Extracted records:
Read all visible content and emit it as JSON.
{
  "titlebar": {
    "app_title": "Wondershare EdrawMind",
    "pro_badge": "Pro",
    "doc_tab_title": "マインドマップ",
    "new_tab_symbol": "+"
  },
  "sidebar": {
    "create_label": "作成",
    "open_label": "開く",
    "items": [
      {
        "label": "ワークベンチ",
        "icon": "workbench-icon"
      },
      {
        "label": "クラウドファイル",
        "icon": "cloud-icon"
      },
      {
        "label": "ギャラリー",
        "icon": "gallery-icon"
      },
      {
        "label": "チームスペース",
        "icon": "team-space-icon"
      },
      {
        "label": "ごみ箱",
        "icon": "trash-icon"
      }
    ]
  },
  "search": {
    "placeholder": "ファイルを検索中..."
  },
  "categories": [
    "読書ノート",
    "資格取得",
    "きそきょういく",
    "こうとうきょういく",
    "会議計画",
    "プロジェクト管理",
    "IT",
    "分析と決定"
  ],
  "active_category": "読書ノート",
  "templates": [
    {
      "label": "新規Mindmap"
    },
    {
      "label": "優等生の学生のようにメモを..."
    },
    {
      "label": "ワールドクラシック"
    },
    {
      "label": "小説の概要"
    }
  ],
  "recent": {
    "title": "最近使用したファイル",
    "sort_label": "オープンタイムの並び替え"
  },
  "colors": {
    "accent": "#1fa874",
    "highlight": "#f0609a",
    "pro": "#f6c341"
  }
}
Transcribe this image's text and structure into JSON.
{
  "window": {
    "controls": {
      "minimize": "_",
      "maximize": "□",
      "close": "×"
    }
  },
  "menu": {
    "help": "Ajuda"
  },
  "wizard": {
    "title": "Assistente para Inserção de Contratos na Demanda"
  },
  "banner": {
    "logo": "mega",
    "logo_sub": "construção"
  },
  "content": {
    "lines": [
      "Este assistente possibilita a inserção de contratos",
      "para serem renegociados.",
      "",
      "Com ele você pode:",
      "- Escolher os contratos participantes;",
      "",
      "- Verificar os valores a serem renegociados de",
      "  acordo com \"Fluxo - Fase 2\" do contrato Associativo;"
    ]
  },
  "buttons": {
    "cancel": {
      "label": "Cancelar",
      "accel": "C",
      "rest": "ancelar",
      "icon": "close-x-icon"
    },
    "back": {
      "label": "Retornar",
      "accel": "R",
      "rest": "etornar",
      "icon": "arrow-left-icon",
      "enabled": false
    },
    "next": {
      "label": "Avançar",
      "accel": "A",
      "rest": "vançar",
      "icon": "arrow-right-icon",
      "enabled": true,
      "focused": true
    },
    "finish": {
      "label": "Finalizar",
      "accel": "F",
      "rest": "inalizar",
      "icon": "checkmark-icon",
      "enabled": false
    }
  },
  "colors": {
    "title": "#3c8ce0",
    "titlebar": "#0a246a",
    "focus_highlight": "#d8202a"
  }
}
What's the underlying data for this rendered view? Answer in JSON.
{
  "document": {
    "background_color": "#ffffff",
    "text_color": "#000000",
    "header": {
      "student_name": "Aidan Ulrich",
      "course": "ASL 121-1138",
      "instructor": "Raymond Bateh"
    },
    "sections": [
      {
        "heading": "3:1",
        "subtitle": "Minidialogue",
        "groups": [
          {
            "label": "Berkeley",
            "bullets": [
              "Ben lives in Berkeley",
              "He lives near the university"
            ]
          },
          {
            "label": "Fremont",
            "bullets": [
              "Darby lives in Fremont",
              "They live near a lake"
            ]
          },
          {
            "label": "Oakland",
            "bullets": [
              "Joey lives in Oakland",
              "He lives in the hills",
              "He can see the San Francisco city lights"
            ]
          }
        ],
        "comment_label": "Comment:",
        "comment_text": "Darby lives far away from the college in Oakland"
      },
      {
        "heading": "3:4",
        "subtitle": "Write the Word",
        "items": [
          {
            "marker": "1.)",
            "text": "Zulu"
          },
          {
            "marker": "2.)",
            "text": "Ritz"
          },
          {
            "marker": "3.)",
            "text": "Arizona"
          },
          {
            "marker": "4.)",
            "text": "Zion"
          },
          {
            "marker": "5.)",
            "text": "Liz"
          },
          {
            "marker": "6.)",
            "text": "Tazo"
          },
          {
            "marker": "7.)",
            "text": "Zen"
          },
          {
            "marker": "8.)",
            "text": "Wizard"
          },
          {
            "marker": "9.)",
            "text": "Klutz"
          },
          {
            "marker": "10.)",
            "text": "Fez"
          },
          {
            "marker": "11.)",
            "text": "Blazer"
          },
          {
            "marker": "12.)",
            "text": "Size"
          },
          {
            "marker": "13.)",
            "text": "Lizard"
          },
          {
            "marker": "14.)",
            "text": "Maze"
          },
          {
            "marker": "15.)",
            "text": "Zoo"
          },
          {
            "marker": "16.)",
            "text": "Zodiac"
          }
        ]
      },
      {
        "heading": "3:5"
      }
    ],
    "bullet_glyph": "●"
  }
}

[Request]:
Copy the material above back out, exactly as written.

[The response]:
Read all visible content and emit it as JSON.
{
  "titlebar": {
    "app_title": "Wondershare EdrawMind",
    "pro_badge": "Pro",
    "doc_tab_title": "マインドマップ",
    "new_tab_symbol": "+"
  },
  "sidebar": {
    "create_label": "作成",
    "open_label": "開く",
    "items": [
      {
        "label": "ワークベンチ",
        "icon": "workbench-icon"
      },
      {
        "label": "クラウドファイル",
        "icon": "cloud-icon"
      },
      {
        "label": "ギャラリー",
        "icon": "gallery-icon"
      },
      {
        "label": "チームスペース",
        "icon": "team-space-icon"
      },
      {
        "label": "ごみ箱",
        "icon": "trash-icon"
      }
    ]
  },
  "search": {
    "placeholder": "ファイルを検索中..."
  },
  "categories": [
    "読書ノート",
    "資格取得",
    "きそきょういく",
    "こうとうきょういく",
    "会議計画",
    "プロジェクト管理",
    "IT",
    "分析と決定"
  ],
  "active_category": "読書ノート",
  "templates": [
    {
      "label": "新規Mindmap"
    },
    {
      "label": "優等生の学生のようにメモを..."
    },
    {
      "label": "ワールドクラシック"
    },
    {
      "label": "小説の概要"
    }
  ],
  "recent": {
    "title": "最近使用したファイル",
    "sort_label": "オープンタイムの並び替え"
  },
  "colors": {
    "accent": "#1fa874",
    "highlight": "#f0609a",
    "pro": "#f6c341"
  }
}
Transcribe this image's text and structure into JSON.
{
  "window": {
    "controls": {
      "minimize": "_",
      "maximize": "□",
      "close": "×"
    }
  },
  "menu": {
    "help": "Ajuda"
  },
  "wizard": {
    "title": "Assistente para Inserção de Contratos na Demanda"
  },
  "banner": {
    "logo": "mega",
    "logo_sub": "construção"
  },
  "content": {
    "lines": [
      "Este assistente possibilita a inserção de contratos",
      "para serem renegociados.",
      "",
      "Com ele você pode:",
      "- Escolher os contratos participantes;",
      "",
      "- Verificar os valores a serem renegociados de",
      "  acordo com \"Fluxo - Fase 2\" do contrato Associativo;"
    ]
  },
  "buttons": {
    "cancel": {
      "label": "Cancelar",
      "accel": "C",
      "rest": "ancelar",
      "icon": "close-x-icon"
    },
    "back": {
      "label": "Retornar",
      "accel": "R",
      "rest": "etornar",
      "icon": "arrow-left-icon",
      "enabled": false
    },
    "next": {
      "label": "Avançar",
      "accel": "A",
      "rest": "vançar",
      "icon": "arrow-right-icon",
      "enabled": true,
      "focused": true
    },
    "finish": {
      "label": "Finalizar",
      "accel": "F",
      "rest": "inalizar",
      "icon": "checkmark-icon",
      "enabled": false
    }
  },
  "colors": {
    "title": "#3c8ce0",
    "titlebar": "#0a246a",
    "focus_highlight": "#d8202a"
  }
}
What's the underlying data for this rendered view? Answer in JSON.
{
  "document": {
    "background_color": "#ffffff",
    "text_color": "#000000",
    "header": {
      "student_name": "Aidan Ulrich",
      "course": "ASL 121-1138",
      "instructor": "Raymond Bateh"
    },
    "sections": [
      {
        "heading": "3:1",
        "subtitle": "Minidialogue",
        "groups": [
          {
            "label": "Berkeley",
            "bullets": [
              "Ben lives in Berkeley",
              "He lives near the university"
            ]
          },
          {
            "label": "Fremont",
            "bullets": [
              "Darby lives in Fremont",
              "They live near a lake"
            ]
          },
          {
            "label": "Oakland",
            "bullets": [
              "Joey lives in Oakland",
              "He lives in the hills",
              "He can see the San Francisco city lights"
            ]
          }
        ],
        "comment_label": "Comment:",
        "comment_text": "Darby lives far away from the college in Oakland"
      },
      {
        "heading": "3:4",
        "subtitle": "Write the Word",
        "items": [
          {
            "marker": "1.)",
            "text": "Zulu"
          },
          {
            "marker": "2.)",
            "text": "Ritz"
          },
          {
            "marker": "3.)",
            "text": "Arizona"
          },
          {
            "marker": "4.)",
            "text": "Zion"
          },
          {
            "marker": "5.)",
            "text": "Liz"
          },
          {
            "marker": "6.)",
            "text": "Tazo"
          },
          {
            "marker": "7.)",
            "text": "Zen"
          },
          {
            "marker": "8.)",
            "text": "Wizard"
          },
          {
            "marker": "9.)",
            "text": "Klutz"
          },
          {
            "marker": "10.)",
            "text": "Fez"
          },
          {
            "marker": "11.)",
            "text": "Blazer"
          },
          {
            "marker": "12.)",
            "text": "Size"
          },
          {
            "marker": "13.)",
            "text": "Lizard"
          },
          {
            "marker": "14.)",
            "text": "Maze"
          },
          {
            "marker": "15.)",
            "text": "Zoo"
          },
          {
            "marker": "16.)",
            "text": "Zodiac"
          }
        ]
      },
      {
        "heading": "3:5"
      }
    ],
    "bullet_glyph": "●"
  }
}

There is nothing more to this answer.